** Start of Dataset records **

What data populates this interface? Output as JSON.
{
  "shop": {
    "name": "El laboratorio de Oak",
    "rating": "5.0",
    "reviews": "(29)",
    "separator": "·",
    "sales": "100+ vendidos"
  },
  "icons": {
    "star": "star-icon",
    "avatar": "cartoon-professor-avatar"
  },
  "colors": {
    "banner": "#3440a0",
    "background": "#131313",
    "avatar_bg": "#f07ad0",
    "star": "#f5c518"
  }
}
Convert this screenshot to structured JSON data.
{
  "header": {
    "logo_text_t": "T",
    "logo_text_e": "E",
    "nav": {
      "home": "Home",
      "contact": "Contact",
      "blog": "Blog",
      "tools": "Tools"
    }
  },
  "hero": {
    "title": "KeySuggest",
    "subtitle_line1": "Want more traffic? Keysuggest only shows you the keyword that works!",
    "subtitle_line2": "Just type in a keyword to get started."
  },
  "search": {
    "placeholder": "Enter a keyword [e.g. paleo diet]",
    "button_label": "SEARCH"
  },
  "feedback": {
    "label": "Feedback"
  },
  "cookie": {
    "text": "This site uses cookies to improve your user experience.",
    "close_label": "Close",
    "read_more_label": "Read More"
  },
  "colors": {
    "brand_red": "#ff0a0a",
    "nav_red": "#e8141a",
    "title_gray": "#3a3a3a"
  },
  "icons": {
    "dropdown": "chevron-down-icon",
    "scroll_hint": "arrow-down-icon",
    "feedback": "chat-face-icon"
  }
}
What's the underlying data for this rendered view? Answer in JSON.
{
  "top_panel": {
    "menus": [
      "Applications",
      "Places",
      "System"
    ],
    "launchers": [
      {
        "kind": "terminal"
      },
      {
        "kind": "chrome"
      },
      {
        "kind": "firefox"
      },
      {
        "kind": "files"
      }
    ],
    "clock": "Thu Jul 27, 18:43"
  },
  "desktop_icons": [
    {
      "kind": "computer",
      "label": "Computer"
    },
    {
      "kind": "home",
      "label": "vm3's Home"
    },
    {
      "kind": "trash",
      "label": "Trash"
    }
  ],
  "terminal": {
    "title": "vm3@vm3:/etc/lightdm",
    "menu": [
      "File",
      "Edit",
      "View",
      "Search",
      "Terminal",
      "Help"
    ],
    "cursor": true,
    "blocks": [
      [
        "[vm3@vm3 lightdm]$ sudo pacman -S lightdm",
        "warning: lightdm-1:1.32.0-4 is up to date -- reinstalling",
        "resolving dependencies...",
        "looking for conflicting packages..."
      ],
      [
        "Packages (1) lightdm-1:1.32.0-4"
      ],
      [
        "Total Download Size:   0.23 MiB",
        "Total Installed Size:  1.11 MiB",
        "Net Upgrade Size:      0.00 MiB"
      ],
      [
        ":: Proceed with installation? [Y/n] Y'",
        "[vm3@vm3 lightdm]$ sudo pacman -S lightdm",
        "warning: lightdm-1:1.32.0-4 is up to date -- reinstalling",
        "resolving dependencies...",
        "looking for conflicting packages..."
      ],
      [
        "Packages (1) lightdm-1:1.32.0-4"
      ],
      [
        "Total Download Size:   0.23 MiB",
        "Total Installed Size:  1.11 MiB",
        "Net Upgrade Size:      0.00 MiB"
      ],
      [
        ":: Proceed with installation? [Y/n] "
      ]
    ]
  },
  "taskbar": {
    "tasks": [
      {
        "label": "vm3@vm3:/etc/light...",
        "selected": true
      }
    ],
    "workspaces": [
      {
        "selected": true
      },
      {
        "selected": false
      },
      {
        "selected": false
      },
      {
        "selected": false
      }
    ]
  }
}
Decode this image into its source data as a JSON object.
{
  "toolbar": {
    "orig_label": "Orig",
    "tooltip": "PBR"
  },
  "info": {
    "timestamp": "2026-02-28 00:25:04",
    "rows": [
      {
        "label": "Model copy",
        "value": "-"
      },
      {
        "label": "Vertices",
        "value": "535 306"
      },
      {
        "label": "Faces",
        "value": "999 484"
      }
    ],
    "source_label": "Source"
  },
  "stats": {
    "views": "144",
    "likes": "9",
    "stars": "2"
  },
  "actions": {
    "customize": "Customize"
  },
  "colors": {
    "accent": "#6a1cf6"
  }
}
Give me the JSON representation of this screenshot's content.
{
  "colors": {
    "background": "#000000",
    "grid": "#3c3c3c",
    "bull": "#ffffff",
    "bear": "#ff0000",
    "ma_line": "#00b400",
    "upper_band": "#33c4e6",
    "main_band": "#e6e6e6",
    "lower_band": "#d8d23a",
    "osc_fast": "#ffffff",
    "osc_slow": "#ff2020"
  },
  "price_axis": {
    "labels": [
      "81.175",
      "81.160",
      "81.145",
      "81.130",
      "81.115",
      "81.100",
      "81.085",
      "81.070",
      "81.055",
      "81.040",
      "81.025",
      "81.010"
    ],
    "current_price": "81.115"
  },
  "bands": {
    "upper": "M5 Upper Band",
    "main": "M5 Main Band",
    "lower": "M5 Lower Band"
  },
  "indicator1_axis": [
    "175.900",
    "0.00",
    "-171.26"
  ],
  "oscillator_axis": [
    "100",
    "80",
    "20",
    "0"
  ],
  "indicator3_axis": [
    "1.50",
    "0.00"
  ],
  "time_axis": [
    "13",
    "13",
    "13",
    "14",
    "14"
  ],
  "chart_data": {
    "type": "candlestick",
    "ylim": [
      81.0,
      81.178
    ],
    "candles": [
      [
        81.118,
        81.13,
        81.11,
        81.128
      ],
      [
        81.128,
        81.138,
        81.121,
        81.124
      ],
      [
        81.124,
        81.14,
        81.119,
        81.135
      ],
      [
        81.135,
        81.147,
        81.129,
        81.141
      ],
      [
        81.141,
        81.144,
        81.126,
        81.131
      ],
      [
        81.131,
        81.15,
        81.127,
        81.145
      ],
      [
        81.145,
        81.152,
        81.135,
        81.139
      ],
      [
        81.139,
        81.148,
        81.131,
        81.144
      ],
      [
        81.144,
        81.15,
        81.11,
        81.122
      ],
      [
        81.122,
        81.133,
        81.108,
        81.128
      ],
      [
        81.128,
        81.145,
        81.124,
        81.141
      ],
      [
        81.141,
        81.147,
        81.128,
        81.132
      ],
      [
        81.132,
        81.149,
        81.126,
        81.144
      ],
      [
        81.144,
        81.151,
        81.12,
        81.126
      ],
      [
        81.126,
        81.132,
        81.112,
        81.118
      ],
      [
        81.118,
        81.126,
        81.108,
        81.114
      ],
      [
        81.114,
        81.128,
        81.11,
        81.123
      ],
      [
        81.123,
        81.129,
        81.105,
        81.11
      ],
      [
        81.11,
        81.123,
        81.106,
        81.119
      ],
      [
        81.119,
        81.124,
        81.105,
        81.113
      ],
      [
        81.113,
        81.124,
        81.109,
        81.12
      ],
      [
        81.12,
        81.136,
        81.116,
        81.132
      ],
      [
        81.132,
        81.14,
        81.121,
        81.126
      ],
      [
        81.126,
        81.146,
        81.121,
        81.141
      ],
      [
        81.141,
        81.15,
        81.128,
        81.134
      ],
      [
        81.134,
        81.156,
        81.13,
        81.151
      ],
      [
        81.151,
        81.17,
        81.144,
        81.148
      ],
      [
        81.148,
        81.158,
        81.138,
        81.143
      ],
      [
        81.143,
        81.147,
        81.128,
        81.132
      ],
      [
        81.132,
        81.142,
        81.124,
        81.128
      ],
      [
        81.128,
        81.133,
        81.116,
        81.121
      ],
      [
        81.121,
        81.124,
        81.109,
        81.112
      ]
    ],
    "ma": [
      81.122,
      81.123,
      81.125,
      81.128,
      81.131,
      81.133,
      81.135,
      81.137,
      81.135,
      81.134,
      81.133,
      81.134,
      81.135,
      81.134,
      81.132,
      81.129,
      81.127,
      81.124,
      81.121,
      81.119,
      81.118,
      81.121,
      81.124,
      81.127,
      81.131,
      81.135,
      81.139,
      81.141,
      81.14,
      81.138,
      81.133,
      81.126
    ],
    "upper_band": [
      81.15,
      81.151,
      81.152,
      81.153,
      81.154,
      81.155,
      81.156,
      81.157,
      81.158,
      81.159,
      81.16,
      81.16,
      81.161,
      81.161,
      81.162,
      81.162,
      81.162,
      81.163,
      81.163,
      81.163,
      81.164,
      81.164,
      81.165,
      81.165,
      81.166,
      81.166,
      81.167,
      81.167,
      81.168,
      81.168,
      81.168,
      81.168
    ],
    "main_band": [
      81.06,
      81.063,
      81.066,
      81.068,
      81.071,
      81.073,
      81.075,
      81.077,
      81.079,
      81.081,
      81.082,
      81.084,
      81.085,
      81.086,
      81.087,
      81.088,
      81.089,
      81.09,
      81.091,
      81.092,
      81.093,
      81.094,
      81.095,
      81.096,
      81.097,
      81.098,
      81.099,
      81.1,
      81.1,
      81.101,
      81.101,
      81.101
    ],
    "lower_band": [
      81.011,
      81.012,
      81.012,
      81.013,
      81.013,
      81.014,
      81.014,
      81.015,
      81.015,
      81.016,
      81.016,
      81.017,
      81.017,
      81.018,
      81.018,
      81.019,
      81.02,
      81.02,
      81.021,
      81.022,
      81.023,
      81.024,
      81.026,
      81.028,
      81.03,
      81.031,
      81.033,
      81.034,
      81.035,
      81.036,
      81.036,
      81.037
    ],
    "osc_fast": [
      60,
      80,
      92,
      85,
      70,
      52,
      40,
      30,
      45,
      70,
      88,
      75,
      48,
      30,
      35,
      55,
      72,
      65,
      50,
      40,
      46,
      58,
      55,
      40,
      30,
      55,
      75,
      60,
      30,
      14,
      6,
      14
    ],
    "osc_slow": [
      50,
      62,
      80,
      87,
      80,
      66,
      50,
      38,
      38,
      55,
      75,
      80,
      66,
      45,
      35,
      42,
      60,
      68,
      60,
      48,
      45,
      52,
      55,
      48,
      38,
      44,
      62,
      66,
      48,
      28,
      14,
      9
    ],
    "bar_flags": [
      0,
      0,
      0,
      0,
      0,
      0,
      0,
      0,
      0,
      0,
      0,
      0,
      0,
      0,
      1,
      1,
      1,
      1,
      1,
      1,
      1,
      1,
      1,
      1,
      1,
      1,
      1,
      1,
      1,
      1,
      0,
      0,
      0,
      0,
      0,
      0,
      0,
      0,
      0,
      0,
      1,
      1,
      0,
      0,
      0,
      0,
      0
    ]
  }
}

** End of Dataset records **

In the material above, find the lines that contain "with" and show them.

        ":: Proceed with installation? [Y/n] Y'",
        ":: Proceed with installation? [Y/n] "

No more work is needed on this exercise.